Stated task — Transcribe the records below exactly as they appear, omitting any pictures.

☆ ☆ ☆ ☆

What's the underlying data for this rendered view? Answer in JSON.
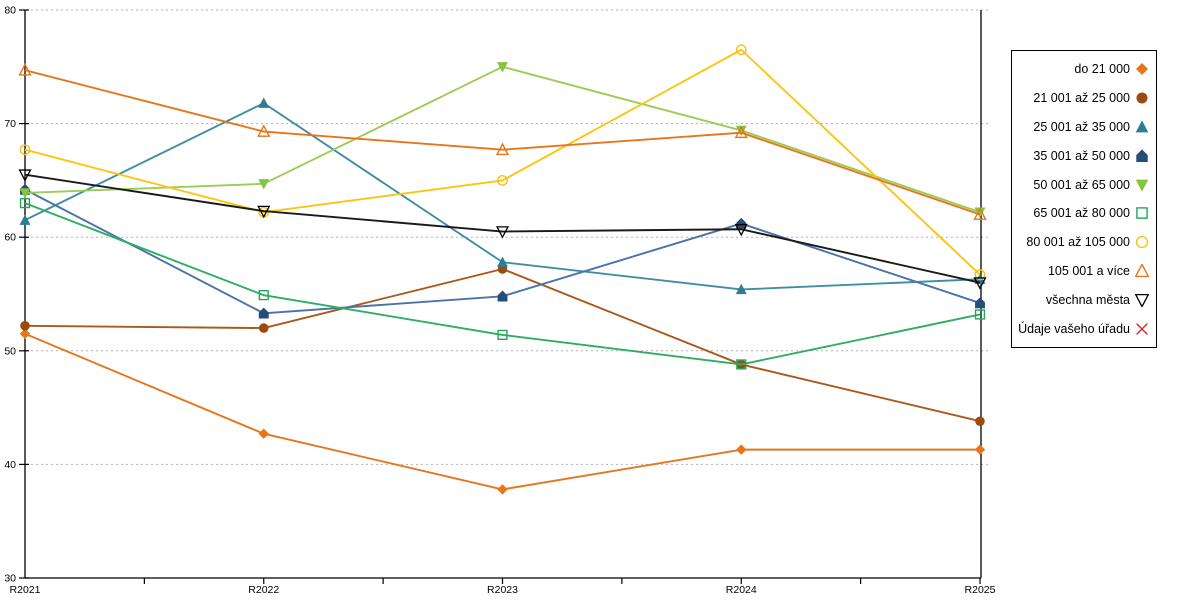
{
  "chart_data": {
    "type": "line",
    "title": "",
    "xlabel": "",
    "ylabel": "",
    "categories": [
      "R2021",
      "R2022",
      "R2023",
      "R2024",
      "R2025"
    ],
    "y_ticks": [
      30,
      40,
      50,
      60,
      70,
      80
    ],
    "ylim": [
      30,
      80
    ],
    "grid": "horizontal-dotted",
    "legend_position": "right-outside",
    "axis_color": "#000000",
    "gridline_color": "#b0b0b0",
    "series": [
      {
        "name": "do 21 000",
        "marker": "diamond-filled",
        "color": "#e8751a",
        "line_color": "#e8751a",
        "values": [
          51.5,
          42.7,
          37.8,
          41.3,
          41.3
        ]
      },
      {
        "name": "21 001 až 25 000",
        "marker": "circle-filled",
        "color": "#9c4a0d",
        "line_color": "#a9591b",
        "values": [
          52.2,
          52.0,
          57.2,
          48.8,
          43.8
        ]
      },
      {
        "name": "25 001 až 35 000",
        "marker": "triangle-up-filled",
        "color": "#2e7d94",
        "line_color": "#3f8ea5",
        "values": [
          61.5,
          71.8,
          57.8,
          55.4,
          56.3
        ]
      },
      {
        "name": "35 001 až 50 000",
        "marker": "pentagon-filled",
        "color": "#254e77",
        "line_color": "#4c72a8",
        "values": [
          64.2,
          53.3,
          54.8,
          61.2,
          54.2
        ]
      },
      {
        "name": "50 001 až 65 000",
        "marker": "triangle-down-filled",
        "color": "#86c440",
        "line_color": "#9bcc56",
        "values": [
          63.9,
          64.7,
          75.0,
          69.4,
          62.2
        ]
      },
      {
        "name": "65 001 až 80 000",
        "marker": "square-open",
        "color": "#21a75d",
        "line_color": "#2ead63",
        "values": [
          63.0,
          54.9,
          51.4,
          48.8,
          53.2
        ]
      },
      {
        "name": "80 001 až 105 000",
        "marker": "circle-open",
        "color": "#f5c211",
        "line_color": "#fcc511",
        "values": [
          67.7,
          62.2,
          65.0,
          76.5,
          56.7
        ]
      },
      {
        "name": "105 001 a více",
        "marker": "triangle-up-open",
        "color": "#e8751a",
        "line_color": "#e8751a",
        "values": [
          74.7,
          69.3,
          67.7,
          69.2,
          62.0
        ]
      },
      {
        "name": "všechna města",
        "marker": "triangle-down-open",
        "color": "#000000",
        "line_color": "#1a1a1a",
        "values": [
          65.5,
          62.3,
          60.5,
          60.7,
          56.0
        ]
      },
      {
        "name": "Údaje vašeho úřadu",
        "marker": "x",
        "color": "#d92b2b",
        "line_color": "#d92b2b",
        "values": []
      }
    ]
  }
}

☆ ☆ ☆ ☆

Task result —
What's the underlying data for this rendered view? Answer in JSON.
{
  "chart_data": {
    "type": "line",
    "title": "",
    "xlabel": "",
    "ylabel": "",
    "categories": [
      "R2021",
      "R2022",
      "R2023",
      "R2024",
      "R2025"
    ],
    "y_ticks": [
      30,
      40,
      50,
      60,
      70,
      80
    ],
    "ylim": [
      30,
      80
    ],
    "grid": "horizontal-dotted",
    "legend_position": "right-outside",
    "axis_color": "#000000",
    "gridline_color": "#b0b0b0",
    "series": [
      {
        "name": "do 21 000",
        "marker": "diamond-filled",
        "color": "#e8751a",
        "line_color": "#e8751a",
        "values": [
          51.5,
          42.7,
          37.8,
          41.3,
          41.3
        ]
      },
      {
        "name": "21 001 až 25 000",
        "marker": "circle-filled",
        "color": "#9c4a0d",
        "line_color": "#a9591b",
        "values": [
          52.2,
          52.0,
          57.2,
          48.8,
          43.8
        ]
      },
      {
        "name": "25 001 až 35 000",
        "marker": "triangle-up-filled",
        "color": "#2e7d94",
        "line_color": "#3f8ea5",
        "values": [
          61.5,
          71.8,
          57.8,
          55.4,
          56.3
        ]
      },
      {
        "name": "35 001 až 50 000",
        "marker": "pentagon-filled",
        "color": "#254e77",
        "line_color": "#4c72a8",
        "values": [
          64.2,
          53.3,
          54.8,
          61.2,
          54.2
        ]
      },
      {
        "name": "50 001 až 65 000",
        "marker": "triangle-down-filled",
        "color": "#86c440",
        "line_color": "#9bcc56",
        "values": [
          63.9,
          64.7,
          75.0,
          69.4,
          62.2
        ]
      },
      {
        "name": "65 001 až 80 000",
        "marker": "square-open",
        "color": "#21a75d",
        "line_color": "#2ead63",
        "values": [
          63.0,
          54.9,
          51.4,
          48.8,
          53.2
        ]
      },
      {
        "name": "80 001 až 105 000",
        "marker": "circle-open",
        "color": "#f5c211",
        "line_color": "#fcc511",
        "values": [
          67.7,
          62.2,
          65.0,
          76.5,
          56.7
        ]
      },
      {
        "name": "105 001 a více",
        "marker": "triangle-up-open",
        "color": "#e8751a",
        "line_color": "#e8751a",
        "values": [
          74.7,
          69.3,
          67.7,
          69.2,
          62.0
        ]
      },
      {
        "name": "všechna města",
        "marker": "triangle-down-open",
        "color": "#000000",
        "line_color": "#1a1a1a",
        "values": [
          65.5,
          62.3,
          60.5,
          60.7,
          56.0
        ]
      },
      {
        "name": "Údaje vašeho úřadu",
        "marker": "x",
        "color": "#d92b2b",
        "line_color": "#d92b2b",
        "values": []
      }
    ]
  }
}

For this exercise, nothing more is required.